The records are to be restated in their entirety, word for word.

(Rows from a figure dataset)
────────

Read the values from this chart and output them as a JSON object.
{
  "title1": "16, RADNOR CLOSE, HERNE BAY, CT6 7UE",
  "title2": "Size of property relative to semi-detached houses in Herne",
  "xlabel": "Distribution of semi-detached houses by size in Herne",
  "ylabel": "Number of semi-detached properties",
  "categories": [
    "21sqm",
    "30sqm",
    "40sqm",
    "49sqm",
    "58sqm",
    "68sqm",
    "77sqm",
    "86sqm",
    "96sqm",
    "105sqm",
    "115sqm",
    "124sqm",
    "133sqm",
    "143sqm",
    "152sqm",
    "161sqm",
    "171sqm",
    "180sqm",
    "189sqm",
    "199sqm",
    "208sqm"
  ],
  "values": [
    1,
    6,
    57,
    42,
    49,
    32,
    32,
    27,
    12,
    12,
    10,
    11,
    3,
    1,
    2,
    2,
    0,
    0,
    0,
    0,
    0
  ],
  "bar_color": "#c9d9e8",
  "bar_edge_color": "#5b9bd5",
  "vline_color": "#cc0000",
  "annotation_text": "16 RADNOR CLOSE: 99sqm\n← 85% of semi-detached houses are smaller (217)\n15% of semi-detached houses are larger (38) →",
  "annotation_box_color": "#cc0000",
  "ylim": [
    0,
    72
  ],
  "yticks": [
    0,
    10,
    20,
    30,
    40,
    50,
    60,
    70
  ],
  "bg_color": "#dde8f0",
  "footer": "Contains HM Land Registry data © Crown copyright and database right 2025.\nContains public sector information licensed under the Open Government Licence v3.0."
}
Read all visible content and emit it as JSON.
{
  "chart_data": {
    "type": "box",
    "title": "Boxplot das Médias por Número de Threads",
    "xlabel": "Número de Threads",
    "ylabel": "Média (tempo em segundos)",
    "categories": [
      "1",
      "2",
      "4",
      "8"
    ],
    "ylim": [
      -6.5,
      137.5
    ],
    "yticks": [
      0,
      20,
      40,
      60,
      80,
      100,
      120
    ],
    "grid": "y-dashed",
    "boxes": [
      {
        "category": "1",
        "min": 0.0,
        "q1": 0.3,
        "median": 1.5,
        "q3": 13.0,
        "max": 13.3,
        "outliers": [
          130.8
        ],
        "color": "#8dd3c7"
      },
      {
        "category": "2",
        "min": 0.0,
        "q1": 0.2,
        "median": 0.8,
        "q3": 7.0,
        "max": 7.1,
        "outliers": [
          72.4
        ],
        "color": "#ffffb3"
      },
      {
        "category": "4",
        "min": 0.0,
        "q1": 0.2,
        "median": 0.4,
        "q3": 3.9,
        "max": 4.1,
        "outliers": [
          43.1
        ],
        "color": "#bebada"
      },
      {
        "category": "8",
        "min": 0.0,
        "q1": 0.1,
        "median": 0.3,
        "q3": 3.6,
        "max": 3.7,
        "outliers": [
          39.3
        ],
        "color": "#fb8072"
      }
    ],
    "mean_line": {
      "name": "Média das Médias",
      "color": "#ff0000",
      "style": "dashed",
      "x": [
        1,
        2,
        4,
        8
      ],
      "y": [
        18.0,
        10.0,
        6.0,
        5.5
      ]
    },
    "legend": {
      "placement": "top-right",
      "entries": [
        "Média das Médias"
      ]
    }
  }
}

────────

**WRITTEN REPLY**
Read the values from this chart and output them as a JSON object.
{
  "title1": "16, RADNOR CLOSE, HERNE BAY, CT6 7UE",
  "title2": "Size of property relative to semi-detached houses in Herne",
  "xlabel": "Distribution of semi-detached houses by size in Herne",
  "ylabel": "Number of semi-detached properties",
  "categories": [
    "21sqm",
    "30sqm",
    "40sqm",
    "49sqm",
    "58sqm",
    "68sqm",
    "77sqm",
    "86sqm",
    "96sqm",
    "105sqm",
    "115sqm",
    "124sqm",
    "133sqm",
    "143sqm",
    "152sqm",
    "161sqm",
    "171sqm",
    "180sqm",
    "189sqm",
    "199sqm",
    "208sqm"
  ],
  "values": [
    1,
    6,
    57,
    42,
    49,
    32,
    32,
    27,
    12,
    12,
    10,
    11,
    3,
    1,
    2,
    2,
    0,
    0,
    0,
    0,
    0
  ],
  "bar_color": "#c9d9e8",
  "bar_edge_color": "#5b9bd5",
  "vline_color": "#cc0000",
  "annotation_text": "16 RADNOR CLOSE: 99sqm\n← 85% of semi-detached houses are smaller (217)\n15% of semi-detached houses are larger (38) →",
  "annotation_box_color": "#cc0000",
  "ylim": [
    0,
    72
  ],
  "yticks": [
    0,
    10,
    20,
    30,
    40,
    50,
    60,
    70
  ],
  "bg_color": "#dde8f0",
  "footer": "Contains HM Land Registry data © Crown copyright and database right 2025.\nContains public sector information licensed under the Open Government Licence v3.0."
}
Read all visible content and emit it as JSON.
{
  "chart_data": {
    "type": "box",
    "title": "Boxplot das Médias por Número de Threads",
    "xlabel": "Número de Threads",
    "ylabel": "Média (tempo em segundos)",
    "categories": [
      "1",
      "2",
      "4",
      "8"
    ],
    "ylim": [
      -6.5,
      137.5
    ],
    "yticks": [
      0,
      20,
      40,
      60,
      80,
      100,
      120
    ],
    "grid": "y-dashed",
    "boxes": [
      {
        "category": "1",
        "min": 0.0,
        "q1": 0.3,
        "median": 1.5,
        "q3": 13.0,
        "max": 13.3,
        "outliers": [
          130.8
        ],
        "color": "#8dd3c7"
      },
      {
        "category": "2",
        "min": 0.0,
        "q1": 0.2,
        "median": 0.8,
        "q3": 7.0,
        "max": 7.1,
        "outliers": [
          72.4
        ],
        "color": "#ffffb3"
      },
      {
        "category": "4",
        "min": 0.0,
        "q1": 0.2,
        "median": 0.4,
        "q3": 3.9,
        "max": 4.1,
        "outliers": [
          43.1
        ],
        "color": "#bebada"
      },
      {
        "category": "8",
        "min": 0.0,
        "q1": 0.1,
        "median": 0.3,
        "q3": 3.6,
        "max": 3.7,
        "outliers": [
          39.3
        ],
        "color": "#fb8072"
      }
    ],
    "mean_line": {
      "name": "Média das Médias",
      "color": "#ff0000",
      "style": "dashed",
      "x": [
        1,
        2,
        4,
        8
      ],
      "y": [
        18.0,
        10.0,
        6.0,
        5.5
      ]
    },
    "legend": {
      "placement": "top-right",
      "entries": [
        "Média das Médias"
      ]
    }
  }
}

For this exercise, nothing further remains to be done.